Requirements. Could you copy every line from the material below in which "after" appears?

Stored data
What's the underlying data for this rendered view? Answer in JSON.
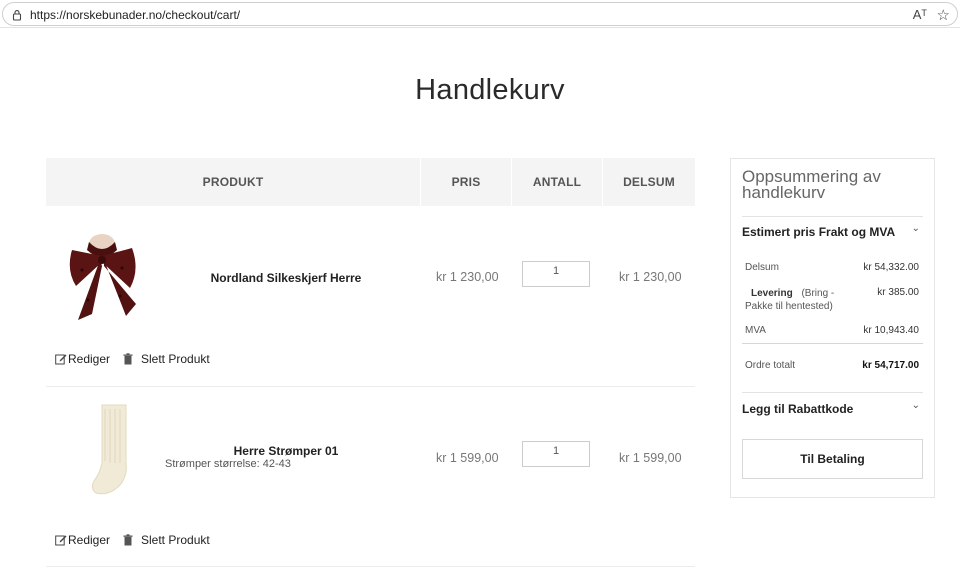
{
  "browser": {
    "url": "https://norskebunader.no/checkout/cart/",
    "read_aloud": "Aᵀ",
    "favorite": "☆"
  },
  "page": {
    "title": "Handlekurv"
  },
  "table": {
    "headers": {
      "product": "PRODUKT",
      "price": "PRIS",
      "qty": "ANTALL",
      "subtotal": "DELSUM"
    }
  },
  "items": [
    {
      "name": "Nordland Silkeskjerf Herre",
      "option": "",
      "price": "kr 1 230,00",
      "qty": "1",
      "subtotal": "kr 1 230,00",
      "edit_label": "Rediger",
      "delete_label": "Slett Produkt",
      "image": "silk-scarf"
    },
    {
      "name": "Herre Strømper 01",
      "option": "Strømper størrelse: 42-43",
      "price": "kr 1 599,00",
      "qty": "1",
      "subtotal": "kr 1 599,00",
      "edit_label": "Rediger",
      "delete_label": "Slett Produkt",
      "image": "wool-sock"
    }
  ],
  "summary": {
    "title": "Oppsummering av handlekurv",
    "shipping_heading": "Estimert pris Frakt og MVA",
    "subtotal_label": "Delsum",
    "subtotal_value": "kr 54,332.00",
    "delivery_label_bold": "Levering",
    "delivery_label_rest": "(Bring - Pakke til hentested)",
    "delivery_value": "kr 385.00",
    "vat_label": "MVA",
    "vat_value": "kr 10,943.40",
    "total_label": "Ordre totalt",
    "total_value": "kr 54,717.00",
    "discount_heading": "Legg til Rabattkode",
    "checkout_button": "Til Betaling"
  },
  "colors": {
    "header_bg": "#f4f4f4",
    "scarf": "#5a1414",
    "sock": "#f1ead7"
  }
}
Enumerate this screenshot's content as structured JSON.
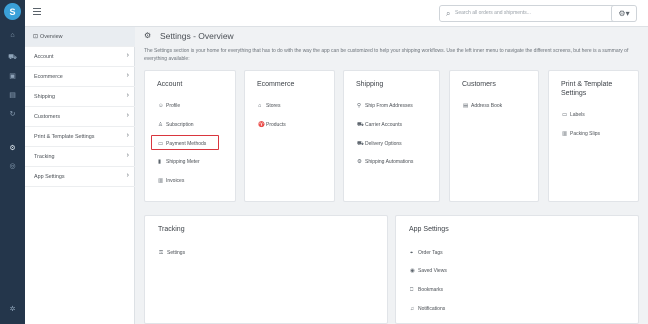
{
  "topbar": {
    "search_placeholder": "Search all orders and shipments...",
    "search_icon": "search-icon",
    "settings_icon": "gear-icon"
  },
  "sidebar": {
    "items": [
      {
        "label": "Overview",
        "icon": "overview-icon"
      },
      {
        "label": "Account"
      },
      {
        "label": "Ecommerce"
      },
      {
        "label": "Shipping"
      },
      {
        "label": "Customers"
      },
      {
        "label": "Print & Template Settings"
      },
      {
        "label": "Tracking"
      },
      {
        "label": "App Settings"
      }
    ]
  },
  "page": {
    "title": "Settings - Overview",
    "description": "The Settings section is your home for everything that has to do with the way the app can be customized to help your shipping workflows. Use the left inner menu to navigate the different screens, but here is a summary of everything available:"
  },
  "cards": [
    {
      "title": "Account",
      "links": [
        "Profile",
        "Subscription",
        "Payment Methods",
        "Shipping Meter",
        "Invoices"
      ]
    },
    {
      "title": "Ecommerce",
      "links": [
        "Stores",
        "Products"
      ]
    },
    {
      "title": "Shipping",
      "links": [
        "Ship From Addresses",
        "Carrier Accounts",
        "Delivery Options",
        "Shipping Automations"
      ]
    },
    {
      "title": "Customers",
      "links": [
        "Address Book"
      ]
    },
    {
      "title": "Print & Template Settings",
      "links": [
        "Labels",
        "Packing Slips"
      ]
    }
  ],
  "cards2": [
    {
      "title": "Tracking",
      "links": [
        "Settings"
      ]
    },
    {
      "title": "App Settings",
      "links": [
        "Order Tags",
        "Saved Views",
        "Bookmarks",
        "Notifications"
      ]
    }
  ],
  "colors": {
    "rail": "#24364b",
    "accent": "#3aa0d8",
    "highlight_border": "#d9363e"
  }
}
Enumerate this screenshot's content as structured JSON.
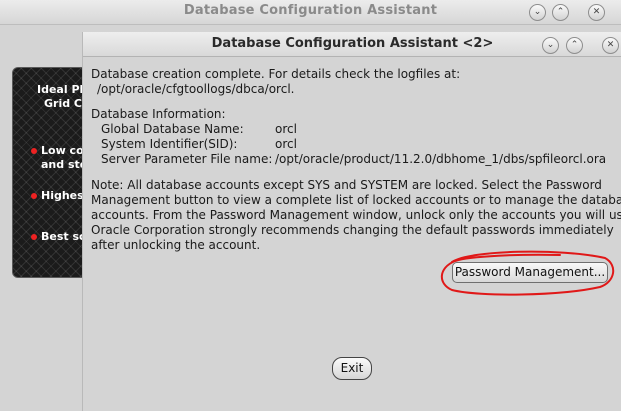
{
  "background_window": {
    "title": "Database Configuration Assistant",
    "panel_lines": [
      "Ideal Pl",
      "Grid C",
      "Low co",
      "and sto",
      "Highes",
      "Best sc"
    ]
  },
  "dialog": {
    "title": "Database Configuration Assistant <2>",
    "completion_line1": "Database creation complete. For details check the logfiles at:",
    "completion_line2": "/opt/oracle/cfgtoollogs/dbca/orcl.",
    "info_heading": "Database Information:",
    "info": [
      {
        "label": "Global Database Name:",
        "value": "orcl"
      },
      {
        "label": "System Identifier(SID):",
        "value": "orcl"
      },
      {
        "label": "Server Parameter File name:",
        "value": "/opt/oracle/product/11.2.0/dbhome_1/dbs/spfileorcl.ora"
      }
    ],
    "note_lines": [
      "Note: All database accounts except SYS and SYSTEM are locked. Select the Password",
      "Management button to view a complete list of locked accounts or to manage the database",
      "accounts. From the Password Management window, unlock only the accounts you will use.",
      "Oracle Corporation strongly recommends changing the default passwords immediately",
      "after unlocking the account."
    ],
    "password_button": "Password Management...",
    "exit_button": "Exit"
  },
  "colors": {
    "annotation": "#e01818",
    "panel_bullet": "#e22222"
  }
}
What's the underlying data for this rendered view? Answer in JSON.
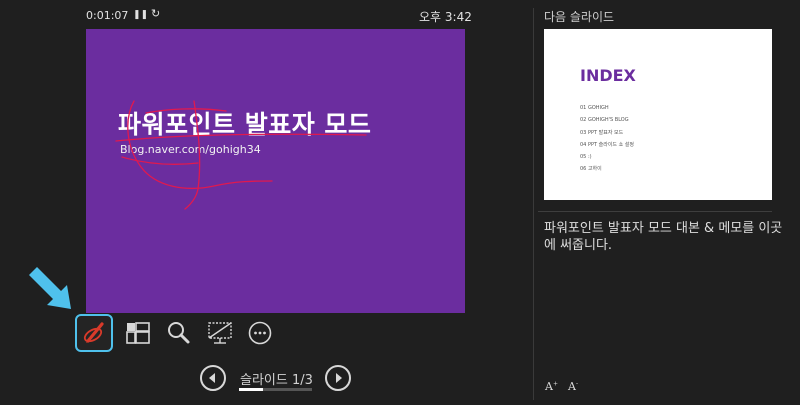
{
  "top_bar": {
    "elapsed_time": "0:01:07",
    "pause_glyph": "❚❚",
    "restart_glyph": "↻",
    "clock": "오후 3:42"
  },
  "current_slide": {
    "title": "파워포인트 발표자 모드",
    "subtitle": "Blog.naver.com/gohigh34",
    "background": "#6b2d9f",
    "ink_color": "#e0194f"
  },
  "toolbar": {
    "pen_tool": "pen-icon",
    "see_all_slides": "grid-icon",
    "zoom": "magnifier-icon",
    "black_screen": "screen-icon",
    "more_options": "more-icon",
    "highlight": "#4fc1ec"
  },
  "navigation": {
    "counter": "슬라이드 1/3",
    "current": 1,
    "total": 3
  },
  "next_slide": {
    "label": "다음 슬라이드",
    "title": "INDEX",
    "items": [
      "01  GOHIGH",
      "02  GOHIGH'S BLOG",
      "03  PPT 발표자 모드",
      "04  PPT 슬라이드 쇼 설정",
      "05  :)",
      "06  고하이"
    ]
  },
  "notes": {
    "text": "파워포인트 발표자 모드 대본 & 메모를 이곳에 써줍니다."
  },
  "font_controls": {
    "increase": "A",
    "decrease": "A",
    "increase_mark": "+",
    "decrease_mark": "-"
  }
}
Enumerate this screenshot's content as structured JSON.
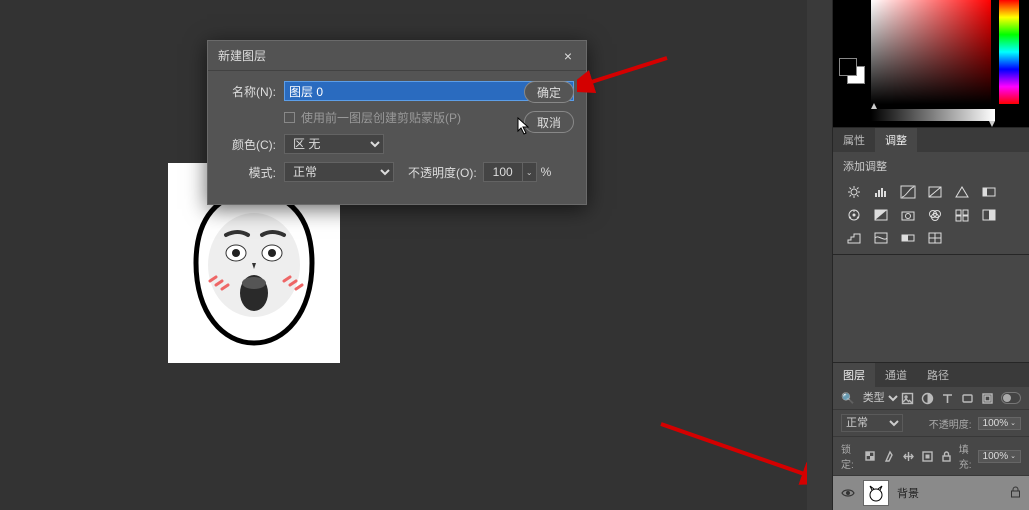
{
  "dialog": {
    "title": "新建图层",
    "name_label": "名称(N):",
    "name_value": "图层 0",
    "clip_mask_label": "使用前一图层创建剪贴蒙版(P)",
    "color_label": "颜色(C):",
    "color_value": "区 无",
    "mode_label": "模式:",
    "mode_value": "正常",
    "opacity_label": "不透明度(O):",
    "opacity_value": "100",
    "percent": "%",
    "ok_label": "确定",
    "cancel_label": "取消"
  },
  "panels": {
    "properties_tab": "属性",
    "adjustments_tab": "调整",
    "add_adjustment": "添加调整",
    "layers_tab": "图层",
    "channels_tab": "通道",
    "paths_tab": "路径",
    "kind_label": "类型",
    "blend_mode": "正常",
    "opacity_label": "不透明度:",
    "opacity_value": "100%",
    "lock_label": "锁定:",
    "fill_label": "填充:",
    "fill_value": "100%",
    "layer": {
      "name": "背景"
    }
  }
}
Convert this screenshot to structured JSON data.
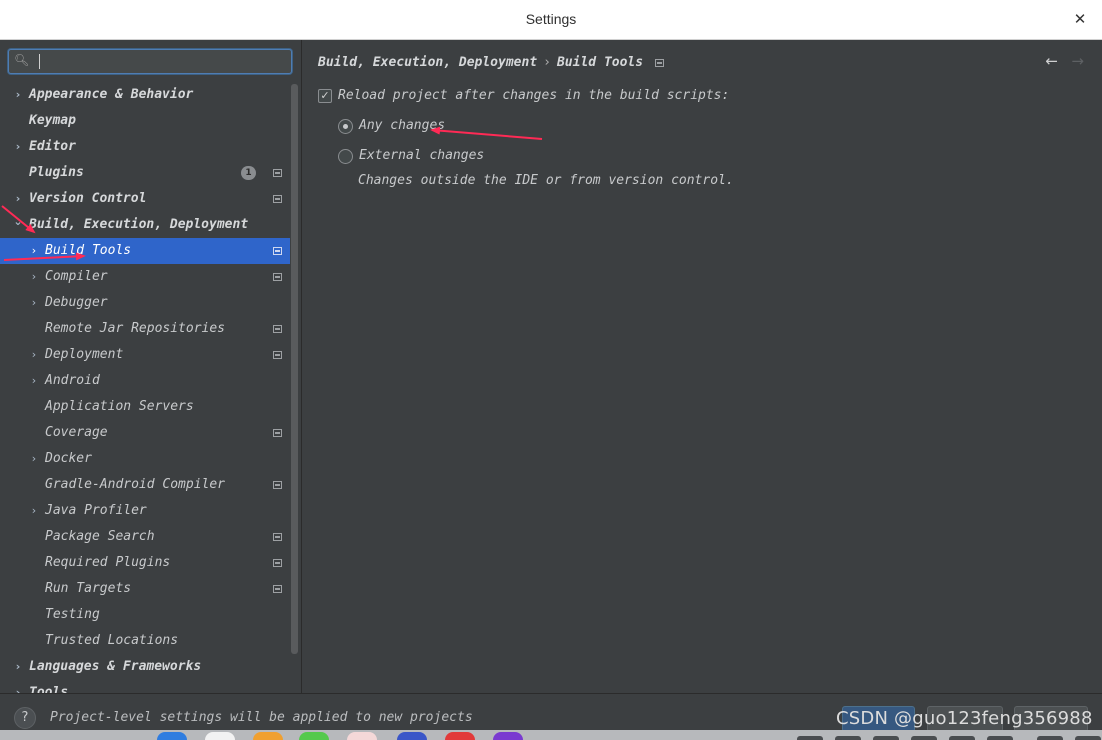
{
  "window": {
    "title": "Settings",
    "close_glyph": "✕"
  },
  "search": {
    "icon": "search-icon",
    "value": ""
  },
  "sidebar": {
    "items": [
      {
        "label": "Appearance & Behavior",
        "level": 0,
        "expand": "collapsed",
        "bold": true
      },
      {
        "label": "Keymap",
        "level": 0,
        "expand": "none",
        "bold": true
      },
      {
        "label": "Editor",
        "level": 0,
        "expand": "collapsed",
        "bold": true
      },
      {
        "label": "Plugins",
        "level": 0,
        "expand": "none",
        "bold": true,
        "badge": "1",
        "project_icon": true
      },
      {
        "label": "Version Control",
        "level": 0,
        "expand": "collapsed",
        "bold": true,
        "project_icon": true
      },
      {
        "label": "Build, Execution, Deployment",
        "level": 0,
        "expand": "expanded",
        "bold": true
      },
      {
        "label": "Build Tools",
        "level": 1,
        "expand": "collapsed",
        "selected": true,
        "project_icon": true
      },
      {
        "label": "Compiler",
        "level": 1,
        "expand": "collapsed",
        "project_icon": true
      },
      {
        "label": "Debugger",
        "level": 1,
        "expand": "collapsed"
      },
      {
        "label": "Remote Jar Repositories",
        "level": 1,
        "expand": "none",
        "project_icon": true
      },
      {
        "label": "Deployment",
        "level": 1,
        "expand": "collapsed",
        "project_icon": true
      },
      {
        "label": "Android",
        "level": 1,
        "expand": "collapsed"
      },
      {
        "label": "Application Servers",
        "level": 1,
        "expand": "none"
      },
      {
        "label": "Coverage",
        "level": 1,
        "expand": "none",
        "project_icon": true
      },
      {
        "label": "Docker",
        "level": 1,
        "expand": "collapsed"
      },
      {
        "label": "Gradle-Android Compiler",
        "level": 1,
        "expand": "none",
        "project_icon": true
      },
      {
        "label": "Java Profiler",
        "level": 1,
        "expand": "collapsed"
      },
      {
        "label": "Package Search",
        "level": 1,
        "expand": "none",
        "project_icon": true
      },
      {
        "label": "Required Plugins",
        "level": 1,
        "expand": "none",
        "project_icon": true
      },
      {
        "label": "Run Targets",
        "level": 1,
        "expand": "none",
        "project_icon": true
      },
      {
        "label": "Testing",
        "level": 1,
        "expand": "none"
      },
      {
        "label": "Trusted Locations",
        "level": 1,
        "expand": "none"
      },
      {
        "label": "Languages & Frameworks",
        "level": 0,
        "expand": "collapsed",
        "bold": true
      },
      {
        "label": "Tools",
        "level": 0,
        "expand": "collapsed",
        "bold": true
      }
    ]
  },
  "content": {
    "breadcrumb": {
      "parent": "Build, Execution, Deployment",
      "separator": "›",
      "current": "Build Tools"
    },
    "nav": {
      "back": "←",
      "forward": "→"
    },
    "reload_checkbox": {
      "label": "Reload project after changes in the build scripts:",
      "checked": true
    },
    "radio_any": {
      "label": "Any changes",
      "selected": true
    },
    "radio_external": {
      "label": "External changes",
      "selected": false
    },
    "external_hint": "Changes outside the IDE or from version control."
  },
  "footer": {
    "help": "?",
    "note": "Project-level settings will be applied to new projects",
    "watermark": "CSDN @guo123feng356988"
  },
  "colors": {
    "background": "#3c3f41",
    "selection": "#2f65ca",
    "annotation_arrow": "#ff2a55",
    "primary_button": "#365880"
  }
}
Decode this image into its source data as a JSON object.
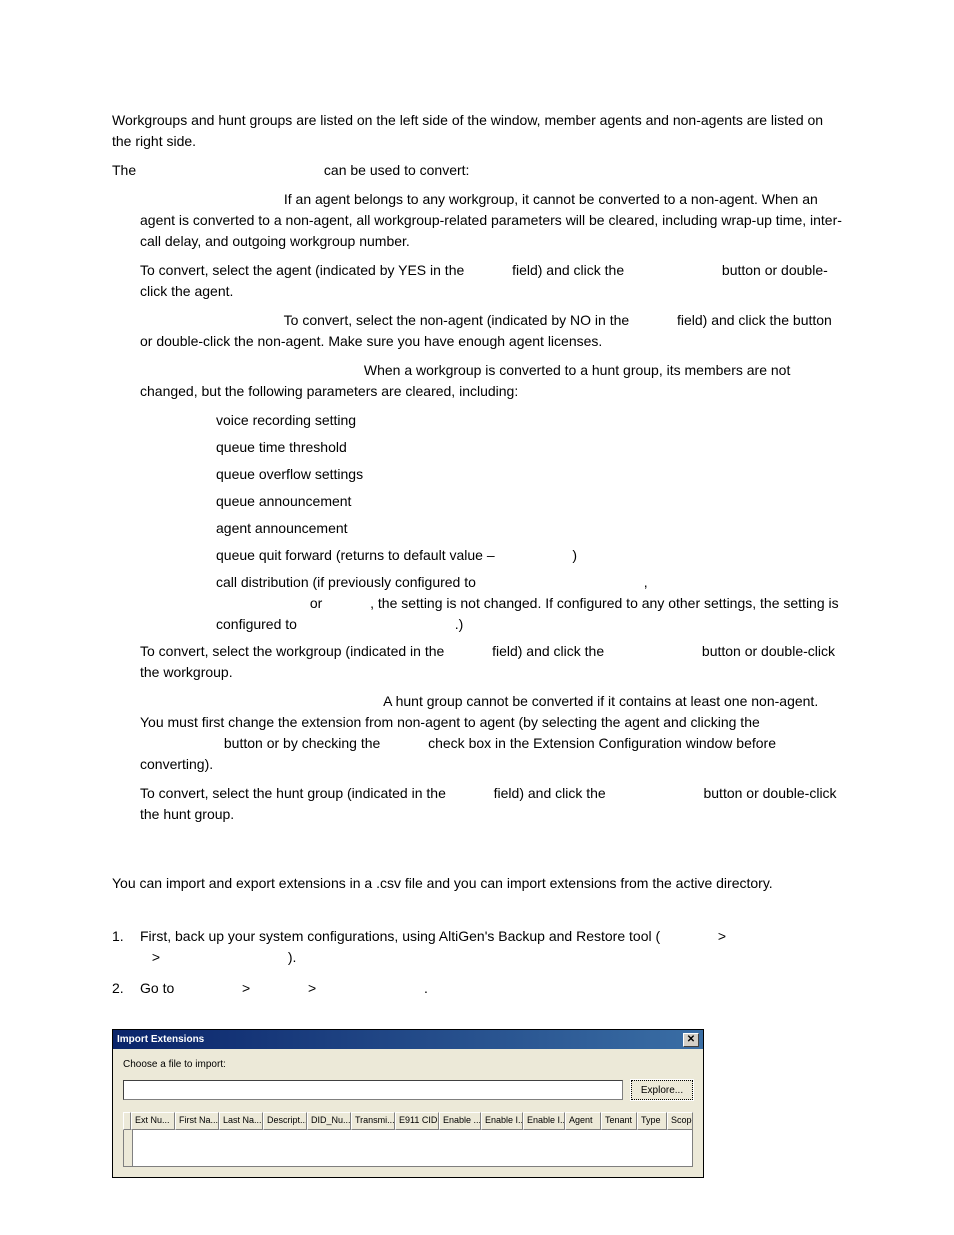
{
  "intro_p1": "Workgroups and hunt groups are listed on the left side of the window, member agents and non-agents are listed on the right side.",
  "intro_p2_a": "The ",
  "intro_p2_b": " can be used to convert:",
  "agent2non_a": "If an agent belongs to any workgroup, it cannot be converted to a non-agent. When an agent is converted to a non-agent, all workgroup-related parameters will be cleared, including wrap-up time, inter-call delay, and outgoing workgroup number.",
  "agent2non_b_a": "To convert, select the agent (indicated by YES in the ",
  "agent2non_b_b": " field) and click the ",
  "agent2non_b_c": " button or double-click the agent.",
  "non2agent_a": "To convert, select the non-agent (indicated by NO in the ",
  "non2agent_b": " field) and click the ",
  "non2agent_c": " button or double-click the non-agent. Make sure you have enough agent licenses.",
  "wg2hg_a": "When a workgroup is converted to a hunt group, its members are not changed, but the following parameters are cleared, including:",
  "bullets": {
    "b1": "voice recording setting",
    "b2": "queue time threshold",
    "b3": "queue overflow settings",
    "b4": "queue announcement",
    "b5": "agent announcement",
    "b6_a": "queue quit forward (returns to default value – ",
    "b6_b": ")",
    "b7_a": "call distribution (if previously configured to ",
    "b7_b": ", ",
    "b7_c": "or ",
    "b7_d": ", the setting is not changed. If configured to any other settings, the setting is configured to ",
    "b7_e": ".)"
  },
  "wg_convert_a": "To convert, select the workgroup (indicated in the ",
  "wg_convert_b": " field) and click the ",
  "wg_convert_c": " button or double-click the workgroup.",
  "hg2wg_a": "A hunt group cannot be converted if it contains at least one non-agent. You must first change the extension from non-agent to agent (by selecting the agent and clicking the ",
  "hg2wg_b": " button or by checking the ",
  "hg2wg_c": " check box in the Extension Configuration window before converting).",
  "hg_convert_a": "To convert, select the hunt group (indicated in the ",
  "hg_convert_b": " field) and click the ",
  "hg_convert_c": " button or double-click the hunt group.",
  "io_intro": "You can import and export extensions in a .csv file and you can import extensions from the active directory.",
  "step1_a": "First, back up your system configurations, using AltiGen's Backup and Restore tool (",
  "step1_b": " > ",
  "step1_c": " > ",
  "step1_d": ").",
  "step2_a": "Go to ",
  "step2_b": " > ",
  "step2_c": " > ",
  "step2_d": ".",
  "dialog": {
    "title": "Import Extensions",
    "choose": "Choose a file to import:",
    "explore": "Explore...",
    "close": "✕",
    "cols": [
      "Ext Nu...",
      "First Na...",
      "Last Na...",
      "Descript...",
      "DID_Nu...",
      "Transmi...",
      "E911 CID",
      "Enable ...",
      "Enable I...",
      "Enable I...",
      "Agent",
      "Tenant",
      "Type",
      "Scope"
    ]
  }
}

Result for this exercise.
      "after unlocking the account."
      "label": "Reload project after changes in the build scripts:",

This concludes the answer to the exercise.